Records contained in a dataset
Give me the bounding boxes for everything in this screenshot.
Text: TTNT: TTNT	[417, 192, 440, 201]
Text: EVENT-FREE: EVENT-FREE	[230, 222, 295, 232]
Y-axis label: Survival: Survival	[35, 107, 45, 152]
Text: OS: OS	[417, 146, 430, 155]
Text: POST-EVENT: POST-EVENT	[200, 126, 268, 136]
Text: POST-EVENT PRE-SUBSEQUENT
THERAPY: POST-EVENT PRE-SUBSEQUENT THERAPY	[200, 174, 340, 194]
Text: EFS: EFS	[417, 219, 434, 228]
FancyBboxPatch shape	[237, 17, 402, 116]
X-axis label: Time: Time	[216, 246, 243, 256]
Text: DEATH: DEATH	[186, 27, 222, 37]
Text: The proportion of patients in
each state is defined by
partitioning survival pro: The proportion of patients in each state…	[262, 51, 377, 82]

### WORK REQUEST
For each line shown above, write an exact copy.

### RESPONSE BELOW
Give me the bounding boxes for everything in this screenshot.
Text: TTNT: TTNT	[417, 192, 440, 201]
Text: EVENT-FREE: EVENT-FREE	[230, 222, 295, 232]
Y-axis label: Survival: Survival	[35, 107, 45, 152]
Text: OS: OS	[417, 146, 430, 155]
Text: POST-EVENT: POST-EVENT	[200, 126, 268, 136]
Text: POST-EVENT PRE-SUBSEQUENT
THERAPY: POST-EVENT PRE-SUBSEQUENT THERAPY	[200, 174, 340, 194]
Text: EFS: EFS	[417, 219, 434, 228]
FancyBboxPatch shape	[237, 17, 402, 116]
X-axis label: Time: Time	[216, 246, 243, 256]
Text: DEATH: DEATH	[186, 27, 222, 37]
Text: The proportion of patients in
each state is defined by
partitioning survival pro: The proportion of patients in each state…	[262, 51, 377, 82]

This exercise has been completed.